▶ DATA SUPPLIED:
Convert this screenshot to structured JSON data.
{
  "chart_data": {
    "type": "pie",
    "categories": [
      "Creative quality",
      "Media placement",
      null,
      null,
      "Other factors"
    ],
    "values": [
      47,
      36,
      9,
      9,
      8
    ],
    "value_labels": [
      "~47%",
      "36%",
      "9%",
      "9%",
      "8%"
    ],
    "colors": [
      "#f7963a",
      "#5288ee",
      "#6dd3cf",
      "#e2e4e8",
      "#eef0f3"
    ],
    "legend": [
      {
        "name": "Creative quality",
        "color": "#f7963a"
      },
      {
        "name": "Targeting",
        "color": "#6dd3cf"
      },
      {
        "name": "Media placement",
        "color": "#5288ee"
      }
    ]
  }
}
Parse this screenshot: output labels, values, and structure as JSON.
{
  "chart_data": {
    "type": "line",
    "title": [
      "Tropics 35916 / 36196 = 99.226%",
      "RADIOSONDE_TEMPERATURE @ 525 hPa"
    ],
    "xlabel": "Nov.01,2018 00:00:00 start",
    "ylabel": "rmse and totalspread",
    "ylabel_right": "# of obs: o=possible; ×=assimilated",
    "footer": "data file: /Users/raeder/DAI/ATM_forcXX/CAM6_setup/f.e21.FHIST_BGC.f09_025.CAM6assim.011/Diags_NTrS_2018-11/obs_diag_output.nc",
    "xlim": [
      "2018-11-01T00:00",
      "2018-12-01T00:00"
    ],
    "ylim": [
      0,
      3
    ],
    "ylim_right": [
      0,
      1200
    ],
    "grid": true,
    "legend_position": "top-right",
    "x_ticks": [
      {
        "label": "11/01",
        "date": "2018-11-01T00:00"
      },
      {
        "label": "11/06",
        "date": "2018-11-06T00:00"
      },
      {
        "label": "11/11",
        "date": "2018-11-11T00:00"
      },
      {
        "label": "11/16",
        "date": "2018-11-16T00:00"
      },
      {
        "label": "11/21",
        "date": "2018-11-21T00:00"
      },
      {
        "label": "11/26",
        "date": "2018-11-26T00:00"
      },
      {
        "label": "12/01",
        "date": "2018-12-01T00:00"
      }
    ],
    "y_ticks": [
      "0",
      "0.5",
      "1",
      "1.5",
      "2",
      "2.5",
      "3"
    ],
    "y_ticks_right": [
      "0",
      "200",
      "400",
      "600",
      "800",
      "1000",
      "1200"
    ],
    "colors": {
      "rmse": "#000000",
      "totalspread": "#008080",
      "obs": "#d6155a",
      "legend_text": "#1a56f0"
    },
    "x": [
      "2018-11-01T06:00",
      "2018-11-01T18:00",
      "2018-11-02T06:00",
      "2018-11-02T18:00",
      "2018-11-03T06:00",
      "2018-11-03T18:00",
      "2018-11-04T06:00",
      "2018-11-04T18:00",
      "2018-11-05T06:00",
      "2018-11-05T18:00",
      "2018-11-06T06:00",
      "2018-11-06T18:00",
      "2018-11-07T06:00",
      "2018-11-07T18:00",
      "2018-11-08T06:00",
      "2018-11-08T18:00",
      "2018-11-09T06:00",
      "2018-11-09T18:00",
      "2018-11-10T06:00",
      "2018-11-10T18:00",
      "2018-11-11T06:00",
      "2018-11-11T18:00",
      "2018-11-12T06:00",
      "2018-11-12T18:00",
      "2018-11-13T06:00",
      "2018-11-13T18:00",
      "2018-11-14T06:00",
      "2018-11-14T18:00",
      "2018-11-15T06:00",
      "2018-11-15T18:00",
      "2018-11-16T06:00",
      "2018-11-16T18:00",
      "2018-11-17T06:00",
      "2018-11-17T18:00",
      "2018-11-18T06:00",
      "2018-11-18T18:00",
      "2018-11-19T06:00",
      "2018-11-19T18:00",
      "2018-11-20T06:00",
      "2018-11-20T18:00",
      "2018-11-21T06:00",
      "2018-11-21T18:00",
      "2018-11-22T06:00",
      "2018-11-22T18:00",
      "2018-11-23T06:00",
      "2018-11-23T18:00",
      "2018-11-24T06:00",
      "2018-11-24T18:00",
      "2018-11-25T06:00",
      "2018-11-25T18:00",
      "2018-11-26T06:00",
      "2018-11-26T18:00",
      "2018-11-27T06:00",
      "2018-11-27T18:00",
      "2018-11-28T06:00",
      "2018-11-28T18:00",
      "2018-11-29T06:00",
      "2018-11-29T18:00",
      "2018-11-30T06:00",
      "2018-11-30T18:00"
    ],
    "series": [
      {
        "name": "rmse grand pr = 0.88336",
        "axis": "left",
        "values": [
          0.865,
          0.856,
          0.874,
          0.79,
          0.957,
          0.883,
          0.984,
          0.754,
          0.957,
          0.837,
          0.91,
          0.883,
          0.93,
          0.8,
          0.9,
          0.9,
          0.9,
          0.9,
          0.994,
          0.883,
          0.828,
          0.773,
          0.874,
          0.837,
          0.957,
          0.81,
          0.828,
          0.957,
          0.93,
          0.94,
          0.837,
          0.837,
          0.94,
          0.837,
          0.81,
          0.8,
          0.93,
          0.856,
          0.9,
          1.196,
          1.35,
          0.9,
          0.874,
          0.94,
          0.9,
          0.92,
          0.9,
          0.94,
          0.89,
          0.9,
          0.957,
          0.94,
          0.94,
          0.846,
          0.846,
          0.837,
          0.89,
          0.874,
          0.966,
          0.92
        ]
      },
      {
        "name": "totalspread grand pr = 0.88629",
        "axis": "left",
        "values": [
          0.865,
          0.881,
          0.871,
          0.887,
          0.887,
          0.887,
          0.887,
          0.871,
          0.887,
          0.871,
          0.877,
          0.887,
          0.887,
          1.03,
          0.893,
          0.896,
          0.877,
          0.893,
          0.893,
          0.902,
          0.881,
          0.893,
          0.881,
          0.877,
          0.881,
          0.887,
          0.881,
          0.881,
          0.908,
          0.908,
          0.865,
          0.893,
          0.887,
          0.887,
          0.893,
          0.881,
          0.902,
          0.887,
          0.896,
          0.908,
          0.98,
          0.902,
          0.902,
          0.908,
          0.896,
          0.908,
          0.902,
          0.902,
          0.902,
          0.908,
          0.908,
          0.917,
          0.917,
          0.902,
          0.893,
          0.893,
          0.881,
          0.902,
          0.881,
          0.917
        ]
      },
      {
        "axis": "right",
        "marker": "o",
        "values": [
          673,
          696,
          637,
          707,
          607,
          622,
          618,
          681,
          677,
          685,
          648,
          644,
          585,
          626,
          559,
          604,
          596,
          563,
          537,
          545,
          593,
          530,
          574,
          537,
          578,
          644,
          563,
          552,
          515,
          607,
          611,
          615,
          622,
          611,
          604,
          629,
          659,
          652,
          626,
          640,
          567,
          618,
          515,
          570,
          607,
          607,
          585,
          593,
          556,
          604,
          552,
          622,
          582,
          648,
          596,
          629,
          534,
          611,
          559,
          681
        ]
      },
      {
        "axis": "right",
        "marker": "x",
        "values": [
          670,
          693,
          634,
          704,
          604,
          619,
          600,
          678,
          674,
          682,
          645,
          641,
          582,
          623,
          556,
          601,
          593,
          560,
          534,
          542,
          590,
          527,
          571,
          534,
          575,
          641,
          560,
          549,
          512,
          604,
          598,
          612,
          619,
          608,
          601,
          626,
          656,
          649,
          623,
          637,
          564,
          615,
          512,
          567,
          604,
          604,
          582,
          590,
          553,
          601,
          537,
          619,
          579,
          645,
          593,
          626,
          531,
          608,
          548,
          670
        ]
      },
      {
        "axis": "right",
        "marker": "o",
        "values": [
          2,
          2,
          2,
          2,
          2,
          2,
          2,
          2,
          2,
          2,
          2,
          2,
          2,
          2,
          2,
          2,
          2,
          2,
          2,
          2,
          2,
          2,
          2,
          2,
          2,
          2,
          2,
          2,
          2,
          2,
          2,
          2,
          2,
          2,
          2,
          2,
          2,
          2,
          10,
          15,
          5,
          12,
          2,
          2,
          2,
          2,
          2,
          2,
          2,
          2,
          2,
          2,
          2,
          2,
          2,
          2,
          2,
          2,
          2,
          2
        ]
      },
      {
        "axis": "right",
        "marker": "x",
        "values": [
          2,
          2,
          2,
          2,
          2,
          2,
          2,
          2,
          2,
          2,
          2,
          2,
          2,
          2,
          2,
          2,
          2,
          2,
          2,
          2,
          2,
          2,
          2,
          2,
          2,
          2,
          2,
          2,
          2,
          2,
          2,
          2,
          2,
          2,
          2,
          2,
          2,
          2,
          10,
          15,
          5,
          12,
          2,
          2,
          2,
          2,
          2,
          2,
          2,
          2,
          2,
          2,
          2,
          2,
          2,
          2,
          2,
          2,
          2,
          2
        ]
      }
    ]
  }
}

▶ WHAT YOU HAVE TO DO: Which lines of the data include "placement"? Copy each of them.

▶ OUTPUT BELOW:
      "Media placement",
        "name": "Media placement",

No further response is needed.